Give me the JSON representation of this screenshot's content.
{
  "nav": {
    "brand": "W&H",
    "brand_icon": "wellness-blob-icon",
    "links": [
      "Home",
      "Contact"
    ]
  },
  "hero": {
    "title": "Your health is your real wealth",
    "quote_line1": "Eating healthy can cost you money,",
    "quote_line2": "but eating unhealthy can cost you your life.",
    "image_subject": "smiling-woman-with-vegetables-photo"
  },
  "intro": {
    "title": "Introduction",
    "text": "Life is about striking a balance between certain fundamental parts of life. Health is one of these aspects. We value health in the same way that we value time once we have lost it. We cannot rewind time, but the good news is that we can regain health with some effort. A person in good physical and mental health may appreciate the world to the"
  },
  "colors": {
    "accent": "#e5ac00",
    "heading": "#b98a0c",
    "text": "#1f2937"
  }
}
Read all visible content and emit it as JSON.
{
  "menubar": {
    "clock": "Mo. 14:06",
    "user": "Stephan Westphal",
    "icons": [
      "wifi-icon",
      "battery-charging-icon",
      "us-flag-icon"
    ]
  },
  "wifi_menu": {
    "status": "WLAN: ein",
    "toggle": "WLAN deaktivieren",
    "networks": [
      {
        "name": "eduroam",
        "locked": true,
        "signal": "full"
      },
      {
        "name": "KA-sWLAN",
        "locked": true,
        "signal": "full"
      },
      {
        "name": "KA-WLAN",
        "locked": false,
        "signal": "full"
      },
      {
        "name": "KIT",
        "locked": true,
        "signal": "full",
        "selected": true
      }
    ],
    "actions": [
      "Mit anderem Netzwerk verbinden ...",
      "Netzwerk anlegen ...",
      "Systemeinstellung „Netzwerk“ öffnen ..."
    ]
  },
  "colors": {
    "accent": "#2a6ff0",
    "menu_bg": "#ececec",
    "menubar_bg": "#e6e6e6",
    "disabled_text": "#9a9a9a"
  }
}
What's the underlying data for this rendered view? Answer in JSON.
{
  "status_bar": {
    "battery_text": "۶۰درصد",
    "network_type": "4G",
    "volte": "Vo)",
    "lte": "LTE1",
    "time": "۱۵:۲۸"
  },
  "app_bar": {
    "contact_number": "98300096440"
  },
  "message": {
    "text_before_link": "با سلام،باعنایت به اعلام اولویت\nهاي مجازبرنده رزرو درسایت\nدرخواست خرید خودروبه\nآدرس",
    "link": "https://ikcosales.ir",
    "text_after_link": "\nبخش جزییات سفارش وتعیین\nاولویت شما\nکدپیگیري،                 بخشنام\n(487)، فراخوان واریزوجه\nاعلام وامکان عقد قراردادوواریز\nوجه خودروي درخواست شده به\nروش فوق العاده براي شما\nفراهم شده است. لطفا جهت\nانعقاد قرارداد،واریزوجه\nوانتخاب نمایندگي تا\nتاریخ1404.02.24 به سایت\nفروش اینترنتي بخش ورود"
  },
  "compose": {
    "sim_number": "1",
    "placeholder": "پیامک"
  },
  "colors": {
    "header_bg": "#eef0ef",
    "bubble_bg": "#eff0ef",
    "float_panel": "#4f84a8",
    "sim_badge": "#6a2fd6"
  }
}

--------------------------------

* **Requirement**
Reproduce only the lines running from the one that contains "Read all visible content and emit it as JSON." to the last line of the records.

* **Response to the exercise**
Read all visible content and emit it as JSON.
{
  "menubar": {
    "clock": "Mo. 14:06",
    "user": "Stephan Westphal",
    "icons": [
      "wifi-icon",
      "battery-charging-icon",
      "us-flag-icon"
    ]
  },
  "wifi_menu": {
    "status": "WLAN: ein",
    "toggle": "WLAN deaktivieren",
    "networks": [
      {
        "name": "eduroam",
        "locked": true,
        "signal": "full"
      },
      {
        "name": "KA-sWLAN",
        "locked": true,
        "signal": "full"
      },
      {
        "name": "KA-WLAN",
        "locked": false,
        "signal": "full"
      },
      {
        "name": "KIT",
        "locked": true,
        "signal": "full",
        "selected": true
      }
    ],
    "actions": [
      "Mit anderem Netzwerk verbinden ...",
      "Netzwerk anlegen ...",
      "Systemeinstellung „Netzwerk“ öffnen ..."
    ]
  },
  "colors": {
    "accent": "#2a6ff0",
    "menu_bg": "#ececec",
    "menubar_bg": "#e6e6e6",
    "disabled_text": "#9a9a9a"
  }
}
What's the underlying data for this rendered view? Answer in JSON.
{
  "status_bar": {
    "battery_text": "۶۰درصد",
    "network_type": "4G",
    "volte": "Vo)",
    "lte": "LTE1",
    "time": "۱۵:۲۸"
  },
  "app_bar": {
    "contact_number": "98300096440"
  },
  "message": {
    "text_before_link": "با سلام،باعنایت به اعلام اولویت\nهاي مجازبرنده رزرو درسایت\nدرخواست خرید خودروبه\nآدرس",
    "link": "https://ikcosales.ir",
    "text_after_link": "\nبخش جزییات سفارش وتعیین\nاولویت شما\nکدپیگیري،                 بخشنام\n(487)، فراخوان واریزوجه\nاعلام وامکان عقد قراردادوواریز\nوجه خودروي درخواست شده به\nروش فوق العاده براي شما\nفراهم شده است. لطفا جهت\nانعقاد قرارداد،واریزوجه\nوانتخاب نمایندگي تا\nتاریخ1404.02.24 به سایت\nفروش اینترنتي بخش ورود"
  },
  "compose": {
    "sim_number": "1",
    "placeholder": "پیامک"
  },
  "colors": {
    "header_bg": "#eef0ef",
    "bubble_bg": "#eff0ef",
    "float_panel": "#4f84a8",
    "sim_badge": "#6a2fd6"
  }
}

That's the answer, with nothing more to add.